Instructions to follow ->
Repeat the records in full and exactly, omitting pictures.

Records shown ->
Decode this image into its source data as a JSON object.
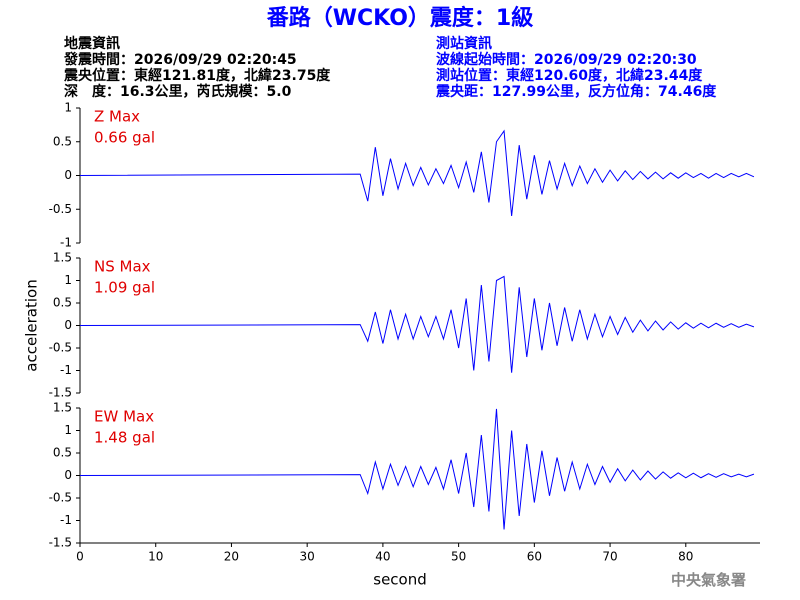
{
  "header": {
    "title": "番路（WCKO）震度：1級",
    "left": [
      "地震資訊",
      "發震時間：2026/09/29 02:20:45",
      "震央位置：東經121.81度，北緯23.75度",
      "深　度：16.3公里，芮氏規模：5.0"
    ],
    "right": [
      "測站資訊",
      "波線起始時間：2026/09/29 02:20:30",
      "測站位置：東經120.60度，北緯23.44度",
      "震央距：127.99公里，反方位角：74.46度"
    ],
    "watermark": "中央氣象署"
  },
  "chart_data": [
    {
      "type": "line",
      "title": "Z Max",
      "subtitle": "0.66 gal",
      "color": "#0000ff",
      "x": [
        0,
        37,
        38,
        39,
        40,
        41,
        42,
        43,
        44,
        45,
        46,
        47,
        48,
        49,
        50,
        51,
        52,
        53,
        54,
        55,
        56,
        57,
        58,
        59,
        60,
        61,
        62,
        63,
        64,
        65,
        66,
        67,
        68,
        69,
        70,
        71,
        72,
        73,
        74,
        75,
        76,
        77,
        78,
        79,
        80,
        81,
        82,
        83,
        84,
        85,
        86,
        87,
        88,
        89
      ],
      "values": [
        0,
        0.02,
        -0.38,
        0.42,
        -0.3,
        0.25,
        -0.2,
        0.18,
        -0.15,
        0.12,
        -0.14,
        0.1,
        -0.12,
        0.15,
        -0.18,
        0.2,
        -0.25,
        0.35,
        -0.4,
        0.5,
        0.66,
        -0.6,
        0.45,
        -0.35,
        0.3,
        -0.28,
        0.22,
        -0.2,
        0.18,
        -0.15,
        0.14,
        -0.12,
        0.1,
        -0.1,
        0.08,
        -0.08,
        0.07,
        -0.06,
        0.06,
        -0.05,
        0.05,
        -0.05,
        0.04,
        -0.04,
        0.04,
        -0.03,
        0.03,
        -0.04,
        0.03,
        -0.03,
        0.03,
        -0.02,
        0.03,
        -0.02
      ],
      "xlim": [
        0,
        89.8
      ],
      "ylim": [
        -1,
        1
      ],
      "yticks": [
        1,
        0.5,
        0,
        -0.5,
        -1
      ]
    },
    {
      "type": "line",
      "title": "NS Max",
      "subtitle": "1.09 gal",
      "color": "#0000ff",
      "ylabel": "acceleration",
      "x": [
        0,
        37,
        38,
        39,
        40,
        41,
        42,
        43,
        44,
        45,
        46,
        47,
        48,
        49,
        50,
        51,
        52,
        53,
        54,
        55,
        56,
        57,
        58,
        59,
        60,
        61,
        62,
        63,
        64,
        65,
        66,
        67,
        68,
        69,
        70,
        71,
        72,
        73,
        74,
        75,
        76,
        77,
        78,
        79,
        80,
        81,
        82,
        83,
        84,
        85,
        86,
        87,
        88,
        89
      ],
      "values": [
        0,
        0.02,
        -0.35,
        0.3,
        -0.4,
        0.35,
        -0.3,
        0.25,
        -0.3,
        0.2,
        -0.25,
        0.2,
        -0.3,
        0.35,
        -0.5,
        0.6,
        -1.0,
        0.9,
        -0.8,
        1.0,
        1.09,
        -1.05,
        0.85,
        -0.7,
        0.6,
        -0.55,
        0.5,
        -0.45,
        0.4,
        -0.35,
        0.35,
        -0.3,
        0.25,
        -0.25,
        0.2,
        -0.2,
        0.18,
        -0.15,
        0.12,
        -0.12,
        0.1,
        -0.1,
        0.08,
        -0.08,
        0.06,
        -0.06,
        0.05,
        -0.05,
        0.05,
        -0.04,
        0.04,
        -0.04,
        0.03,
        -0.03
      ],
      "xlim": [
        0,
        89.8
      ],
      "ylim": [
        -1.5,
        1.5
      ],
      "yticks": [
        1.5,
        1,
        0.5,
        0,
        -0.5,
        -1,
        -1.5
      ]
    },
    {
      "type": "line",
      "title": "EW Max",
      "subtitle": "1.48 gal",
      "color": "#0000ff",
      "xlabel": "second",
      "x": [
        0,
        37,
        38,
        39,
        40,
        41,
        42,
        43,
        44,
        45,
        46,
        47,
        48,
        49,
        50,
        51,
        52,
        53,
        54,
        55,
        56,
        57,
        58,
        59,
        60,
        61,
        62,
        63,
        64,
        65,
        66,
        67,
        68,
        69,
        70,
        71,
        72,
        73,
        74,
        75,
        76,
        77,
        78,
        79,
        80,
        81,
        82,
        83,
        84,
        85,
        86,
        87,
        88,
        89
      ],
      "values": [
        0,
        0.02,
        -0.4,
        0.3,
        -0.3,
        0.25,
        -0.22,
        0.2,
        -0.25,
        0.2,
        -0.2,
        0.18,
        -0.3,
        0.35,
        -0.4,
        0.5,
        -0.7,
        0.9,
        -0.8,
        1.48,
        -1.2,
        1.0,
        -0.9,
        0.7,
        -0.6,
        0.55,
        -0.45,
        0.4,
        -0.35,
        0.3,
        -0.3,
        0.25,
        -0.2,
        0.2,
        -0.15,
        0.15,
        -0.12,
        0.12,
        -0.1,
        0.1,
        -0.08,
        0.08,
        -0.06,
        0.06,
        -0.05,
        0.05,
        -0.05,
        0.04,
        -0.04,
        0.04,
        -0.03,
        0.03,
        -0.03,
        0.03
      ],
      "xlim": [
        0,
        89.8
      ],
      "ylim": [
        -1.5,
        1.5
      ],
      "yticks": [
        1.5,
        1,
        0.5,
        0,
        -0.5,
        -1,
        -1.5
      ],
      "xticks": [
        0,
        10,
        20,
        30,
        40,
        50,
        60,
        70,
        80
      ]
    }
  ]
}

Solution to the exercise ->
Decode this image into its source data as a JSON object.
{
  "header": {
    "title": "番路（WCKO）震度：1級",
    "left": [
      "地震資訊",
      "發震時間：2026/09/29 02:20:45",
      "震央位置：東經121.81度，北緯23.75度",
      "深　度：16.3公里，芮氏規模：5.0"
    ],
    "right": [
      "測站資訊",
      "波線起始時間：2026/09/29 02:20:30",
      "測站位置：東經120.60度，北緯23.44度",
      "震央距：127.99公里，反方位角：74.46度"
    ],
    "watermark": "中央氣象署"
  },
  "chart_data": [
    {
      "type": "line",
      "title": "Z Max",
      "subtitle": "0.66 gal",
      "color": "#0000ff",
      "x": [
        0,
        37,
        38,
        39,
        40,
        41,
        42,
        43,
        44,
        45,
        46,
        47,
        48,
        49,
        50,
        51,
        52,
        53,
        54,
        55,
        56,
        57,
        58,
        59,
        60,
        61,
        62,
        63,
        64,
        65,
        66,
        67,
        68,
        69,
        70,
        71,
        72,
        73,
        74,
        75,
        76,
        77,
        78,
        79,
        80,
        81,
        82,
        83,
        84,
        85,
        86,
        87,
        88,
        89
      ],
      "values": [
        0,
        0.02,
        -0.38,
        0.42,
        -0.3,
        0.25,
        -0.2,
        0.18,
        -0.15,
        0.12,
        -0.14,
        0.1,
        -0.12,
        0.15,
        -0.18,
        0.2,
        -0.25,
        0.35,
        -0.4,
        0.5,
        0.66,
        -0.6,
        0.45,
        -0.35,
        0.3,
        -0.28,
        0.22,
        -0.2,
        0.18,
        -0.15,
        0.14,
        -0.12,
        0.1,
        -0.1,
        0.08,
        -0.08,
        0.07,
        -0.06,
        0.06,
        -0.05,
        0.05,
        -0.05,
        0.04,
        -0.04,
        0.04,
        -0.03,
        0.03,
        -0.04,
        0.03,
        -0.03,
        0.03,
        -0.02,
        0.03,
        -0.02
      ],
      "xlim": [
        0,
        89.8
      ],
      "ylim": [
        -1,
        1
      ],
      "yticks": [
        1,
        0.5,
        0,
        -0.5,
        -1
      ]
    },
    {
      "type": "line",
      "title": "NS Max",
      "subtitle": "1.09 gal",
      "color": "#0000ff",
      "ylabel": "acceleration",
      "x": [
        0,
        37,
        38,
        39,
        40,
        41,
        42,
        43,
        44,
        45,
        46,
        47,
        48,
        49,
        50,
        51,
        52,
        53,
        54,
        55,
        56,
        57,
        58,
        59,
        60,
        61,
        62,
        63,
        64,
        65,
        66,
        67,
        68,
        69,
        70,
        71,
        72,
        73,
        74,
        75,
        76,
        77,
        78,
        79,
        80,
        81,
        82,
        83,
        84,
        85,
        86,
        87,
        88,
        89
      ],
      "values": [
        0,
        0.02,
        -0.35,
        0.3,
        -0.4,
        0.35,
        -0.3,
        0.25,
        -0.3,
        0.2,
        -0.25,
        0.2,
        -0.3,
        0.35,
        -0.5,
        0.6,
        -1.0,
        0.9,
        -0.8,
        1.0,
        1.09,
        -1.05,
        0.85,
        -0.7,
        0.6,
        -0.55,
        0.5,
        -0.45,
        0.4,
        -0.35,
        0.35,
        -0.3,
        0.25,
        -0.25,
        0.2,
        -0.2,
        0.18,
        -0.15,
        0.12,
        -0.12,
        0.1,
        -0.1,
        0.08,
        -0.08,
        0.06,
        -0.06,
        0.05,
        -0.05,
        0.05,
        -0.04,
        0.04,
        -0.04,
        0.03,
        -0.03
      ],
      "xlim": [
        0,
        89.8
      ],
      "ylim": [
        -1.5,
        1.5
      ],
      "yticks": [
        1.5,
        1,
        0.5,
        0,
        -0.5,
        -1,
        -1.5
      ]
    },
    {
      "type": "line",
      "title": "EW Max",
      "subtitle": "1.48 gal",
      "color": "#0000ff",
      "xlabel": "second",
      "x": [
        0,
        37,
        38,
        39,
        40,
        41,
        42,
        43,
        44,
        45,
        46,
        47,
        48,
        49,
        50,
        51,
        52,
        53,
        54,
        55,
        56,
        57,
        58,
        59,
        60,
        61,
        62,
        63,
        64,
        65,
        66,
        67,
        68,
        69,
        70,
        71,
        72,
        73,
        74,
        75,
        76,
        77,
        78,
        79,
        80,
        81,
        82,
        83,
        84,
        85,
        86,
        87,
        88,
        89
      ],
      "values": [
        0,
        0.02,
        -0.4,
        0.3,
        -0.3,
        0.25,
        -0.22,
        0.2,
        -0.25,
        0.2,
        -0.2,
        0.18,
        -0.3,
        0.35,
        -0.4,
        0.5,
        -0.7,
        0.9,
        -0.8,
        1.48,
        -1.2,
        1.0,
        -0.9,
        0.7,
        -0.6,
        0.55,
        -0.45,
        0.4,
        -0.35,
        0.3,
        -0.3,
        0.25,
        -0.2,
        0.2,
        -0.15,
        0.15,
        -0.12,
        0.12,
        -0.1,
        0.1,
        -0.08,
        0.08,
        -0.06,
        0.06,
        -0.05,
        0.05,
        -0.05,
        0.04,
        -0.04,
        0.04,
        -0.03,
        0.03,
        -0.03,
        0.03
      ],
      "xlim": [
        0,
        89.8
      ],
      "ylim": [
        -1.5,
        1.5
      ],
      "yticks": [
        1.5,
        1,
        0.5,
        0,
        -0.5,
        -1,
        -1.5
      ],
      "xticks": [
        0,
        10,
        20,
        30,
        40,
        50,
        60,
        70,
        80
      ]
    }
  ]
}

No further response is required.